■ Выбранный отрывок ■

________________________

‘Знак’, Гиппиус Зинаида Николаевна, Год: 1927

Время на прочтение: 8 минут(ы)

З. H. Гиппиус

‘Знак’
О Владиславе Ходасевиче

Гиппиус З. H. Чего не было и что было. Неизвестная проза (1926—1930 гг.)
СПб.: ООО ‘Издательство ‘Росток’, 2002.

О, бедная душа моя!
О, сердце, полное тревоги!
О, как ты бьешься на пороге…
Тютчев

Книга стихов… Все знают, что такое стихи. Но редким приходит в голову, что стихи, кроме всего прочего, еще ключ к двери самой потаенной: к сердцу и душе человека. Ключ, кажется, единственный… Правда, и с ним можно только приоткрыть дверь, только заглянуть в нее: кое-что схватить, кое о чем догадаться, кое в чем ошибиться, — о, непременно! — ведь все увидеть нельзя, войти — нельзя.
Я говорю, конечно, не о всяких стихах: только о стихах — ‘страшном даре’, и о человеке, этим ‘страшным даром’ обладающем. Как-то не очень хочется называть его ‘поэтом’: слово расширили, растянули, приходится обставлять его прилагательными: ‘настоящий’, ‘истинный’, ‘большой’, ‘небольшой’… А это уж не то: в первоначальном значении, или поэт просто, или не поэт. Поэт — и значит стихи его ‘страшный дар’ и (тоже, пожалуй, страшный) ключ к его гело-вегеству, приподнятое покрывало с лица человека в его цельности, в жизненной его трагедии.
Хочет ли человек вообще, чтобы покрывало это приподнималось? И не хочет, и в то же время страстно хочет. А в человеке-поэте (буду уж употреблять слово, раз другого не выдумали) жажда ‘сказать себя’ так повелительна, что он открывается даже тогда, когда об этом не думает, не знает, даже тогда, когда уверен, что просто пишет шутливое стихотворение ‘на случай’, в альбом.

________________________

■ Фрагменты листинга ■

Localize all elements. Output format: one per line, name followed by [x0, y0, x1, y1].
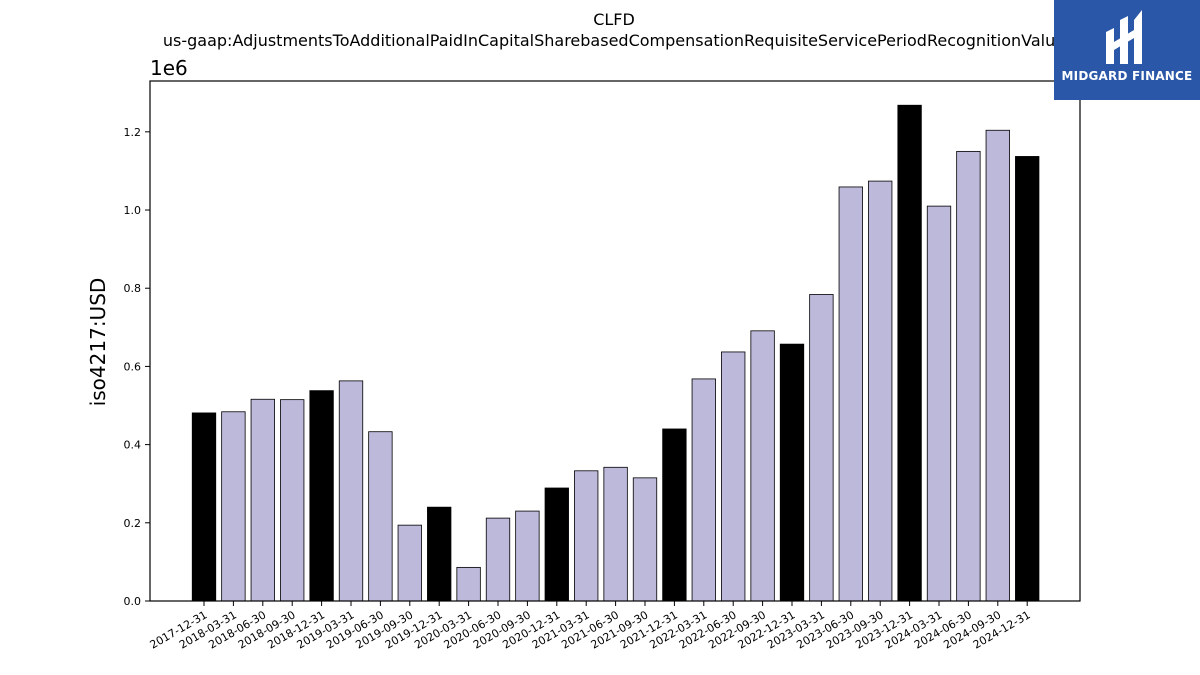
bar-2019-06-30 [368, 431, 393, 602]
bar-2023-12-31 [897, 104, 922, 602]
y-ticks-group: 0.0 0.2 0.4 0.6 0.8 1.0 1.2 [124, 126, 150, 608]
y-tick-label: 1.0 [124, 204, 142, 217]
bar-2024-06-30 [956, 150, 981, 602]
y-tick-label: 0.8 [124, 282, 142, 295]
bar-2021-03-31 [574, 470, 599, 602]
bar-2022-12-31 [779, 343, 805, 602]
y-tick-label: 1.2 [124, 126, 142, 139]
bar-2018-03-31 [221, 411, 246, 602]
bar-2022-06-30 [721, 351, 746, 602]
midgard-finance-logo: MIDGARD FINANCE [1054, 0, 1200, 100]
x-ticks-group: 2017-12-312018-03-312018-06-302018-09-30… [148, 601, 1033, 652]
bar-2022-09-30 [750, 330, 775, 602]
bar-2019-03-31 [338, 380, 364, 602]
bar-2024-09-30 [985, 129, 1010, 602]
y-axis-label: iso4217:USD [86, 278, 110, 407]
bar-2018-06-30 [250, 398, 275, 602]
bar-2017-12-31 [191, 412, 217, 602]
logo-text: MIDGARD FINANCE [1061, 69, 1193, 83]
bar-2024-03-31 [926, 205, 952, 602]
bar-2018-12-31 [309, 390, 334, 602]
bar-2023-09-30 [868, 180, 893, 602]
y-tick-label: 0.4 [124, 439, 142, 452]
y-tick-label: 0.2 [124, 517, 142, 530]
bar-2024-12-31 [1015, 156, 1040, 602]
y-tick-label: 0.0 [124, 595, 142, 608]
bar-2020-06-30 [485, 517, 511, 602]
bar-2019-09-30 [397, 524, 422, 602]
bar-2019-12-31 [427, 506, 452, 602]
bar-2020-12-31 [544, 487, 569, 602]
y-tick-label: 0.6 [124, 360, 142, 373]
bar-2021-09-30 [632, 477, 658, 602]
y-multiplier-label: 1e6 [150, 56, 188, 80]
midgard-logo-icon [1106, 10, 1142, 64]
bar-2023-06-30 [838, 186, 863, 602]
bar-2023-03-31 [809, 294, 834, 602]
bars-group [191, 104, 1040, 602]
bar-2022-03-31 [691, 378, 716, 602]
bar-2020-09-30 [515, 510, 540, 602]
bar-2018-09-30 [280, 399, 305, 602]
bar-2020-03-31 [456, 566, 481, 602]
bar-2021-12-31 [662, 428, 687, 602]
bar-2021-06-30 [603, 466, 628, 602]
chart-subtitle: us-gaap:AdjustmentsToAdditionalPaidInCap… [163, 31, 1065, 50]
chart-title: CLFD [593, 10, 635, 29]
plot-frame [149, 80, 1081, 602]
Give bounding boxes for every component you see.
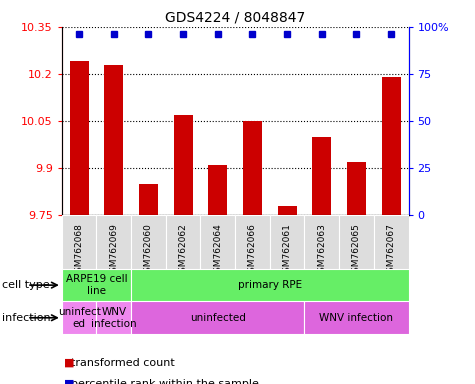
Text: GSM762064: GSM762064 (213, 223, 222, 278)
Bar (312, 137, 332, 215)
Text: WNV infection: WNV infection (320, 313, 393, 323)
FancyBboxPatch shape (339, 215, 374, 269)
Bar (69, 61, 89, 215)
Text: GSM762061: GSM762061 (283, 223, 292, 278)
FancyBboxPatch shape (304, 301, 408, 334)
Text: ■: ■ (64, 358, 75, 368)
FancyBboxPatch shape (166, 215, 200, 269)
FancyBboxPatch shape (304, 215, 339, 269)
Text: primary RPE: primary RPE (238, 280, 302, 290)
Text: GSM762063: GSM762063 (317, 223, 326, 278)
Text: GSM762066: GSM762066 (248, 223, 257, 278)
FancyBboxPatch shape (374, 215, 408, 269)
Text: ■: ■ (64, 379, 75, 384)
FancyBboxPatch shape (131, 301, 304, 334)
FancyBboxPatch shape (131, 269, 408, 301)
Text: ARPE19 cell
line: ARPE19 cell line (66, 274, 127, 296)
FancyBboxPatch shape (200, 215, 235, 269)
Bar (104, 65, 124, 215)
Text: WNV
infection: WNV infection (91, 307, 137, 329)
Bar (381, 77, 401, 215)
FancyBboxPatch shape (270, 215, 304, 269)
FancyBboxPatch shape (96, 215, 131, 269)
Text: GSM762067: GSM762067 (387, 223, 396, 278)
Text: GSM762060: GSM762060 (144, 223, 153, 278)
FancyBboxPatch shape (96, 301, 131, 334)
Bar (347, 162, 366, 215)
Text: percentile rank within the sample: percentile rank within the sample (71, 379, 259, 384)
Text: GSM762062: GSM762062 (179, 223, 188, 278)
FancyBboxPatch shape (131, 215, 166, 269)
Bar (139, 184, 158, 215)
FancyBboxPatch shape (62, 301, 96, 334)
Text: GSM762065: GSM762065 (352, 223, 361, 278)
Bar (243, 121, 262, 215)
FancyBboxPatch shape (62, 215, 96, 269)
Bar (173, 115, 193, 215)
Bar (277, 206, 297, 215)
Text: uninfect
ed: uninfect ed (57, 307, 101, 329)
Title: GDS4224 / 8048847: GDS4224 / 8048847 (165, 10, 305, 24)
Text: uninfected: uninfected (190, 313, 246, 323)
FancyBboxPatch shape (62, 269, 131, 301)
Text: GSM762069: GSM762069 (109, 223, 118, 278)
Text: transformed count: transformed count (71, 358, 175, 368)
Text: infection: infection (2, 313, 51, 323)
Text: cell type: cell type (2, 280, 50, 290)
Bar (208, 165, 228, 215)
Text: GSM762068: GSM762068 (75, 223, 84, 278)
FancyBboxPatch shape (235, 215, 270, 269)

________________________

■ Требование 1 ■
Какие прилагательные, согласно отрывку о стихах, приходится добавлять к слову «поэт» после того, как его расширили и растянули?
■ Требование 2 ■
Продолжите отрывок о стихах с того места, где он заканчивается.

■ Ожидаемый ответ 1 ■
«Настоящий», «истинный», «большой», «небольшой».

■ Ожидаемый ответ 2 ■
‘Сказать себя’… кому? Другим? Нет, повелительная стремительность, из темных глубин идущая, так цельна в первом движении, что не вмещает мысли о ‘других’. Вначале только одно:
Как сердцу высказать себя?
— и лишь потом:
Другому — как понять тебя?
‘Другие’ — полупонимают, или совсем не понимают, если очень ‘ленивы и нелюбопытны’. Постараемся быть первыми ‘другими’ и хоть немножко понять, что такое вот эта книжка, на которой написано, шатающимися буквами: ‘Собрание стихов. Владислав Ходасевич’.

——

Собственно о стихах этих можно сказать много, не сомневаюсь, что и будет сказано много. Ходасевич — ‘мастер’ стиха, определения мастерства бесконечны, разнообразны и даже интересны. Но я ими не займусь. На вопрос о книге Ходасевича: ‘Что это такое?’ я, прежде всего, отвечаю себе: это нечто органическое, отделять стихи от Ходасевича и Ходасевича от его стихов — это разрывать живую ткань. Потому буду говорить о них и о нем, о стихах и Ходасевиче — вместе.
Да, ‘страшный’ дар… Перед нами внутренний образ человека — одного из современнейших, принадлежащих нашему часу, и даже, главным образом, узкой и тайной остроте этого часа. Душа и сердце, бьющееся ‘на пороге’… не ‘двойного’ бытия, а тройного, четверного, пятерного… Так сложен бытийный комок, что не удивляет вопль:
Мне невозможно быть собой,
Мне хочется сойти с ума…
В этом… — человеке? поэте? — в этом образе все — и съемлено неразнимчато, и разъединено, разделено. Он сам видит в себе, отдельно, и душу свою, и сердце свое, и тело свое, и путь своего бытия, жизнь.
Я, я, я. Что за дикое слово!
Неужели вот тот — это я?
(‘Перед зеркалом’)
Оно — едино, это ‘дикое’ и ‘таинственное ‘Я’. Оно — не душа, не сердце, не мысль и не тело. Оно их скрепа, их — ‘вместе’. Вместе — а вот, разделены. Эта внутренняя все-раздельность, постоянная разъединяемость, — как бы распад внутренний, — нестерпимы для ‘Я’. Уж тогда хоть разделить бы, разделиться бы до конца, совсем… Душе своей, Психее, которую так любит ‘я’ поэта, он говорит:
Учись дышать и жить в ином пределе,
Где ты — не я…
Однако ‘и во сне душе покоя нет’. ‘Я’ знает:
…когда в тоске проснусь,
Соединимся мы с тобою снова
В нерадостный союз.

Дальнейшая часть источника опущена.